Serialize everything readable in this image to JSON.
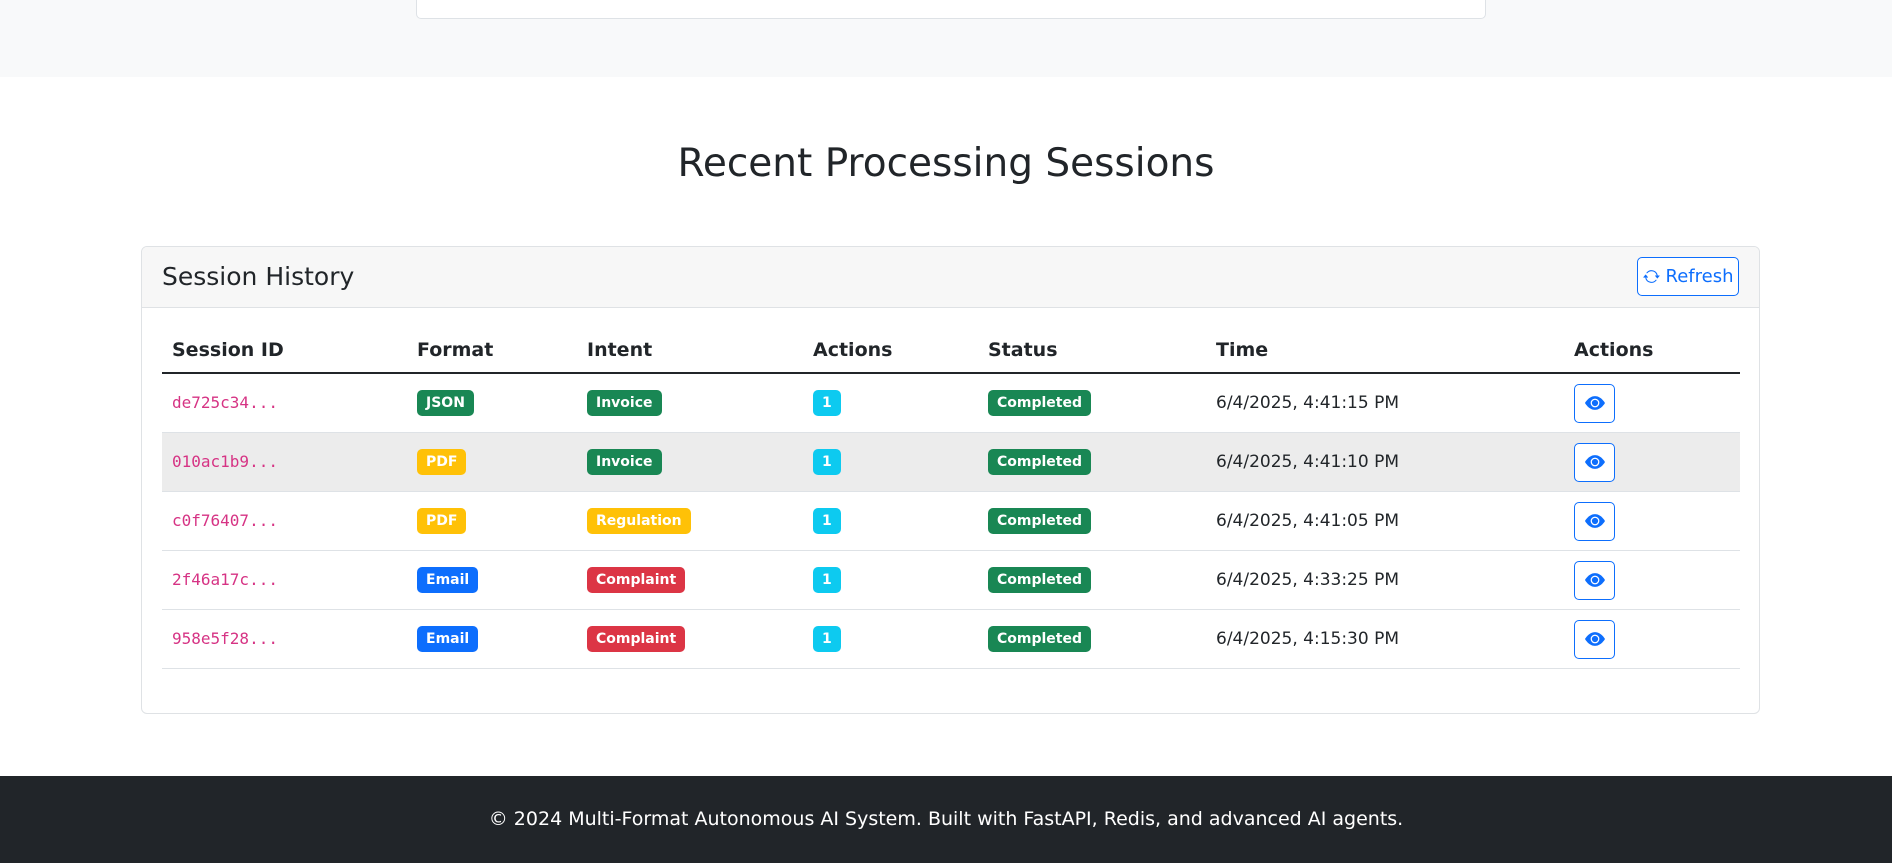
{
  "section": {
    "title": "Recent Processing Sessions"
  },
  "card": {
    "title": "Session History",
    "refresh_label": "Refresh"
  },
  "table": {
    "headers": [
      "Session ID",
      "Format",
      "Intent",
      "Actions",
      "Status",
      "Time",
      "Actions"
    ],
    "rows": [
      {
        "session_id": "de725c34...",
        "format": "JSON",
        "format_color": "#198754",
        "intent": "Invoice",
        "intent_color": "#198754",
        "actions": "1",
        "status": "Completed",
        "time": "6/4/2025, 4:41:15 PM"
      },
      {
        "session_id": "010ac1b9...",
        "format": "PDF",
        "format_color": "#ffc107",
        "intent": "Invoice",
        "intent_color": "#198754",
        "actions": "1",
        "status": "Completed",
        "time": "6/4/2025, 4:41:10 PM"
      },
      {
        "session_id": "c0f76407...",
        "format": "PDF",
        "format_color": "#ffc107",
        "intent": "Regulation",
        "intent_color": "#ffc107",
        "actions": "1",
        "status": "Completed",
        "time": "6/4/2025, 4:41:05 PM"
      },
      {
        "session_id": "2f46a17c...",
        "format": "Email",
        "format_color": "#0d6efd",
        "intent": "Complaint",
        "intent_color": "#dc3545",
        "actions": "1",
        "status": "Completed",
        "time": "6/4/2025, 4:33:25 PM"
      },
      {
        "session_id": "958e5f28...",
        "format": "Email",
        "format_color": "#0d6efd",
        "intent": "Complaint",
        "intent_color": "#dc3545",
        "actions": "1",
        "status": "Completed",
        "time": "6/4/2025, 4:15:30 PM"
      }
    ]
  },
  "colors": {
    "status_completed": "#198754",
    "actions_badge": "#0dcaf0",
    "accent": "#0d6efd",
    "footer_bg": "#212529"
  },
  "icons": {
    "refresh": "sync-icon",
    "view": "eye-icon"
  },
  "footer": {
    "text": "© 2024 Multi-Format Autonomous AI System. Built with FastAPI, Redis, and advanced AI agents."
  }
}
• • • •
TASK OBJECTIVE -> Your task is to return the entries above exactly, with no pictures.

RESULT OF THIS TASK ->
Serialize everything readable in this image to JSON.
{
  "section": {
    "title": "Recent Processing Sessions"
  },
  "card": {
    "title": "Session History",
    "refresh_label": "Refresh"
  },
  "table": {
    "headers": [
      "Session ID",
      "Format",
      "Intent",
      "Actions",
      "Status",
      "Time",
      "Actions"
    ],
    "rows": [
      {
        "session_id": "de725c34...",
        "format": "JSON",
        "format_color": "#198754",
        "intent": "Invoice",
        "intent_color": "#198754",
        "actions": "1",
        "status": "Completed",
        "time": "6/4/2025, 4:41:15 PM"
      },
      {
        "session_id": "010ac1b9...",
        "format": "PDF",
        "format_color": "#ffc107",
        "intent": "Invoice",
        "intent_color": "#198754",
        "actions": "1",
        "status": "Completed",
        "time": "6/4/2025, 4:41:10 PM"
      },
      {
        "session_id": "c0f76407...",
        "format": "PDF",
        "format_color": "#ffc107",
        "intent": "Regulation",
        "intent_color": "#ffc107",
        "actions": "1",
        "status": "Completed",
        "time": "6/4/2025, 4:41:05 PM"
      },
      {
        "session_id": "2f46a17c...",
        "format": "Email",
        "format_color": "#0d6efd",
        "intent": "Complaint",
        "intent_color": "#dc3545",
        "actions": "1",
        "status": "Completed",
        "time": "6/4/2025, 4:33:25 PM"
      },
      {
        "session_id": "958e5f28...",
        "format": "Email",
        "format_color": "#0d6efd",
        "intent": "Complaint",
        "intent_color": "#dc3545",
        "actions": "1",
        "status": "Completed",
        "time": "6/4/2025, 4:15:30 PM"
      }
    ]
  },
  "colors": {
    "status_completed": "#198754",
    "actions_badge": "#0dcaf0",
    "accent": "#0d6efd",
    "footer_bg": "#212529"
  },
  "icons": {
    "refresh": "sync-icon",
    "view": "eye-icon"
  },
  "footer": {
    "text": "© 2024 Multi-Format Autonomous AI System. Built with FastAPI, Redis, and advanced AI agents."
  }
}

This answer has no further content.